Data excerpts
◇ ◇ ◇ ◇ ◇

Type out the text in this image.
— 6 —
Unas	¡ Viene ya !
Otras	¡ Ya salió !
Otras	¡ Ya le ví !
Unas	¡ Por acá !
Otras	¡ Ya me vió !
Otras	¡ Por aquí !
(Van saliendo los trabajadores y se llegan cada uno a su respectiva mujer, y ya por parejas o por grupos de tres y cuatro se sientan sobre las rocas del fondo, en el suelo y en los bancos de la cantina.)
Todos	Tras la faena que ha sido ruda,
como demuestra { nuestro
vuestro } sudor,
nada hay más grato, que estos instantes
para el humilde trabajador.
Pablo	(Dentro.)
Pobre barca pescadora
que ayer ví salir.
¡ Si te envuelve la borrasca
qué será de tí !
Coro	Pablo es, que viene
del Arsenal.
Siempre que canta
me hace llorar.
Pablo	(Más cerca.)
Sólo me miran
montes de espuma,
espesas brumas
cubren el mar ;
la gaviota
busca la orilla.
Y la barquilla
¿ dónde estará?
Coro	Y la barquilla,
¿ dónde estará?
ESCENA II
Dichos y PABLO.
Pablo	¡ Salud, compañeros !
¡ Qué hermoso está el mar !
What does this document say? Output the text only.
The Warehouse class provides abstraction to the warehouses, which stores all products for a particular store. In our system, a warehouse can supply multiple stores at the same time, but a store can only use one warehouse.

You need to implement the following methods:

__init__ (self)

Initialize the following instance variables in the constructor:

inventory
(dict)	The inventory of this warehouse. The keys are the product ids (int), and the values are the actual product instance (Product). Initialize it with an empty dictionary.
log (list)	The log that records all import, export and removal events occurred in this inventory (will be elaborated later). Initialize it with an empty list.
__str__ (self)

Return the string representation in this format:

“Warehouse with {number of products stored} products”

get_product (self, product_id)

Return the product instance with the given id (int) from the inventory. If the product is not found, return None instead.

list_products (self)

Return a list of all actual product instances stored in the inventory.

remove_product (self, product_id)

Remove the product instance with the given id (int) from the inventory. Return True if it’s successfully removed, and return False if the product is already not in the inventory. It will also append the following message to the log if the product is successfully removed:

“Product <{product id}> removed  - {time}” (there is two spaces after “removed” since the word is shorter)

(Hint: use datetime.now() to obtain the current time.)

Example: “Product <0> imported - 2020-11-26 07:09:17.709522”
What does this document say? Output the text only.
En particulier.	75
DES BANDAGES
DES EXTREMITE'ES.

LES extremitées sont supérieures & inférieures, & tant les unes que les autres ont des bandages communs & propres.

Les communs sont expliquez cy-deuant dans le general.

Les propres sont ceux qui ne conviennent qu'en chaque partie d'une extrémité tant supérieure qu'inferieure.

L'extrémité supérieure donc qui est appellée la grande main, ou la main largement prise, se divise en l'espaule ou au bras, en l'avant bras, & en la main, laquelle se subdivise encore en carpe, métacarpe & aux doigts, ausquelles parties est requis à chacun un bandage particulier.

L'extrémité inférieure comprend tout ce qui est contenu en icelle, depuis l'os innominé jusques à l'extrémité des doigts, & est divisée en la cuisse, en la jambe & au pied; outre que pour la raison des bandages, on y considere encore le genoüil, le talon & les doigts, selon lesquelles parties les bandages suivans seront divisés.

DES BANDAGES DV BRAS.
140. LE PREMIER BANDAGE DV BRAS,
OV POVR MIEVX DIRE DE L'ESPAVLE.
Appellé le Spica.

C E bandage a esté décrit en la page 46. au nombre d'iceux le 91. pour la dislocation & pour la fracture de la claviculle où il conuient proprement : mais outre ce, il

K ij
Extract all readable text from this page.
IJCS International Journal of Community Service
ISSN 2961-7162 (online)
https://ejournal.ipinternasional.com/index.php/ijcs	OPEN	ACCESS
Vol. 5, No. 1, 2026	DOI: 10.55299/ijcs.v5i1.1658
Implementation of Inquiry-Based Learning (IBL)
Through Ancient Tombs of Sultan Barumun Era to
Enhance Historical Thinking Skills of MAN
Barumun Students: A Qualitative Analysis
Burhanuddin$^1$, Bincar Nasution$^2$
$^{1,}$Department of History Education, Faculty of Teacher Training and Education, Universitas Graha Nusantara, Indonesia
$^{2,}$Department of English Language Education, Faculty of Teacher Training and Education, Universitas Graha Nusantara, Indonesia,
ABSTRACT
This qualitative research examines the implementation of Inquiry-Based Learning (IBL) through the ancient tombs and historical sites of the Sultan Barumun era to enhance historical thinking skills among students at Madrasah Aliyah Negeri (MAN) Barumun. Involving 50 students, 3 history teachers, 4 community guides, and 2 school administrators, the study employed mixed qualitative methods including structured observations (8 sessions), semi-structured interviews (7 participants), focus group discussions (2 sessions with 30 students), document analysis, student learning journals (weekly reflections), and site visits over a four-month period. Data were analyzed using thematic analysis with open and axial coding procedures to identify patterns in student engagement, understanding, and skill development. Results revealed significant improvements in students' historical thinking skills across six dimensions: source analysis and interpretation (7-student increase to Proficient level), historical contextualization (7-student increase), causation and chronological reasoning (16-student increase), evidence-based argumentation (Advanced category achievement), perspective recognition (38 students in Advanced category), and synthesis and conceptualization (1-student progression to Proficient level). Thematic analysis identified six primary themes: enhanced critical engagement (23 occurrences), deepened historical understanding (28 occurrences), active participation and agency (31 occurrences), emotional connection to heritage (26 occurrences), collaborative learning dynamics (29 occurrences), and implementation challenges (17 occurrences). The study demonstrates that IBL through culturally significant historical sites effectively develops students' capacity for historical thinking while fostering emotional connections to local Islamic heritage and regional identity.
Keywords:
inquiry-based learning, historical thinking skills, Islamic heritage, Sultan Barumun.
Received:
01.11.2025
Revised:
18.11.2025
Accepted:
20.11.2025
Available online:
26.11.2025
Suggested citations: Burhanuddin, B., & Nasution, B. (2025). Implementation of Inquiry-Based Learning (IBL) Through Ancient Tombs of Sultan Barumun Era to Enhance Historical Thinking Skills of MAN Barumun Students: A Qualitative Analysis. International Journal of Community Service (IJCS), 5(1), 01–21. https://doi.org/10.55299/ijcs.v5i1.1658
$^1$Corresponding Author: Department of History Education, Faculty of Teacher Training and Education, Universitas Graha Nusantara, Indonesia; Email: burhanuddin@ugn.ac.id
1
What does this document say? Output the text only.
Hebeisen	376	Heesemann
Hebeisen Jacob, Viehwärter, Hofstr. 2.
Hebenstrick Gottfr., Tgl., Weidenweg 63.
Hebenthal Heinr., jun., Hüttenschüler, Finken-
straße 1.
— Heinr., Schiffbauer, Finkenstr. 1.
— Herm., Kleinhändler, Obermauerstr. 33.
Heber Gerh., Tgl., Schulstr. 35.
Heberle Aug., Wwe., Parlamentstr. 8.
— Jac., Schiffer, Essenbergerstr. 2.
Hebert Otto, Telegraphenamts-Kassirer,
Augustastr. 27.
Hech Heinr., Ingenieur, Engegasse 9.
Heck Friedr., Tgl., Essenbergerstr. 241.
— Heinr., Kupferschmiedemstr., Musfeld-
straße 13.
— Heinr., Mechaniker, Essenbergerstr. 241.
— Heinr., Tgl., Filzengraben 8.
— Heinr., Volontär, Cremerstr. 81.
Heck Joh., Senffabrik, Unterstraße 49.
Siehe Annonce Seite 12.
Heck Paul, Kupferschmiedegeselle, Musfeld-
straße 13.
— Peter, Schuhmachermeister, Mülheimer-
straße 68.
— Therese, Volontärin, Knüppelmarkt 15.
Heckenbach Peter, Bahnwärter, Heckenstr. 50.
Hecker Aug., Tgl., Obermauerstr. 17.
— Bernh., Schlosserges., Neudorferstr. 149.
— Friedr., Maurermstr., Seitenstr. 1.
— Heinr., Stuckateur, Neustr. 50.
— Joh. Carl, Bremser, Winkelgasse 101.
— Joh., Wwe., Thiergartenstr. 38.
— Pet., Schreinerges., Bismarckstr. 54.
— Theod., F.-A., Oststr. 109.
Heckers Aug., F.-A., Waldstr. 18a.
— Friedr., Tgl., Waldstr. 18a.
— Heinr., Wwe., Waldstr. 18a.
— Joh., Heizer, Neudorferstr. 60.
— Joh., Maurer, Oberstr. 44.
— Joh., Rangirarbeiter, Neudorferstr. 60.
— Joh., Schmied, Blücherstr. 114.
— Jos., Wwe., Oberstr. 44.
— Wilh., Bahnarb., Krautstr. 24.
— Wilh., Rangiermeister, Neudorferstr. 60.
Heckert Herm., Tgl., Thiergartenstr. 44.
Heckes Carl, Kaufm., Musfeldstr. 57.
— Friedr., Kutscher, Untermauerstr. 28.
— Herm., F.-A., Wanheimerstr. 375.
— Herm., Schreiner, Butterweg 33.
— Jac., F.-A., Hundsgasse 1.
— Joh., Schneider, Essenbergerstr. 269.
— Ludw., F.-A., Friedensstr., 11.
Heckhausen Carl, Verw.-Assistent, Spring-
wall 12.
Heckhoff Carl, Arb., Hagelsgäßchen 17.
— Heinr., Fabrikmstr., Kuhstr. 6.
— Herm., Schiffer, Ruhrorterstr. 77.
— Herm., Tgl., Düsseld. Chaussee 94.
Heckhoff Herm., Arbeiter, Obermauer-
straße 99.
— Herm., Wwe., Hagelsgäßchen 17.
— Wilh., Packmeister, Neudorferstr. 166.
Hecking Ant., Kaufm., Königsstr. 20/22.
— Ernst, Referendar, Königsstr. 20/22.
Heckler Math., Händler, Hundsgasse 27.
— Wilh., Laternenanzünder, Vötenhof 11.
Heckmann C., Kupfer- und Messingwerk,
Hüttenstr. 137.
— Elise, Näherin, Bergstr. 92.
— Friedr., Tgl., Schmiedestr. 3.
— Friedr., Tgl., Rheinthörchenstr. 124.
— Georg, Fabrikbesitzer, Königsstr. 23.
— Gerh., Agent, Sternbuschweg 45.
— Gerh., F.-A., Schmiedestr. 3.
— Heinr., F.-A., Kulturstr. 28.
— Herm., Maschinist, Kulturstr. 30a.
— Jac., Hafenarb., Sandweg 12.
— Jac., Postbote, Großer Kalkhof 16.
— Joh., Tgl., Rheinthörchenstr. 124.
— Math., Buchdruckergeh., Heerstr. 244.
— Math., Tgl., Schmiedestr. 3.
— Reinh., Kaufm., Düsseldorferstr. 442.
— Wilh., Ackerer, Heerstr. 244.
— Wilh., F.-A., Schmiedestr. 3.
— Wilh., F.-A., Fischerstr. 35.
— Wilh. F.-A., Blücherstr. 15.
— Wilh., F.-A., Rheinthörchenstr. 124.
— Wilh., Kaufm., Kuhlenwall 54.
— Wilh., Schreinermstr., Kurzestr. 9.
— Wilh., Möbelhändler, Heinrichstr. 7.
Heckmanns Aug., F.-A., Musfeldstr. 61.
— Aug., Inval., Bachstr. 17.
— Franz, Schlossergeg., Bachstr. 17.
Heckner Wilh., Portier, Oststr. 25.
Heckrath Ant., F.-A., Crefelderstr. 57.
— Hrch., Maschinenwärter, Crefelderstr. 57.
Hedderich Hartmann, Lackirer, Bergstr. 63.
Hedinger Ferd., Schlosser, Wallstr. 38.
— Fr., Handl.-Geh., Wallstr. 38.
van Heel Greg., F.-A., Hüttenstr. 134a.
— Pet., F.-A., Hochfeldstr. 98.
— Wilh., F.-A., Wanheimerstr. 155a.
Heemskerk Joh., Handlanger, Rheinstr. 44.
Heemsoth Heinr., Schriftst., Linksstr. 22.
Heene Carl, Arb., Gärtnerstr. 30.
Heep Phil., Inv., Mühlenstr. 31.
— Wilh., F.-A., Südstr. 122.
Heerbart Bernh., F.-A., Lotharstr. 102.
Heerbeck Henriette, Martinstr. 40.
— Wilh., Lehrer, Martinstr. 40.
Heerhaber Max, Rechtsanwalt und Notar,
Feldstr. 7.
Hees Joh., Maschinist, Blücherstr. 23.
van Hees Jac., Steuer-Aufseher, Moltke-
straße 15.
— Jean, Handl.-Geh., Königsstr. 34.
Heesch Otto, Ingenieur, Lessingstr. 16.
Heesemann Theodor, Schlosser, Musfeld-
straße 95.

◇ ◇ ◇ ◇ ◇

## WHAT YOU NEED TO DO
Look for lines containing the string "Crefelderstr" and copy them all.

## ANSWER TO THIS TASK
Heckrath Ant., F.-A., Crefelderstr. 57.
— Hrch., Maschinenwärter, Crefelderstr. 57.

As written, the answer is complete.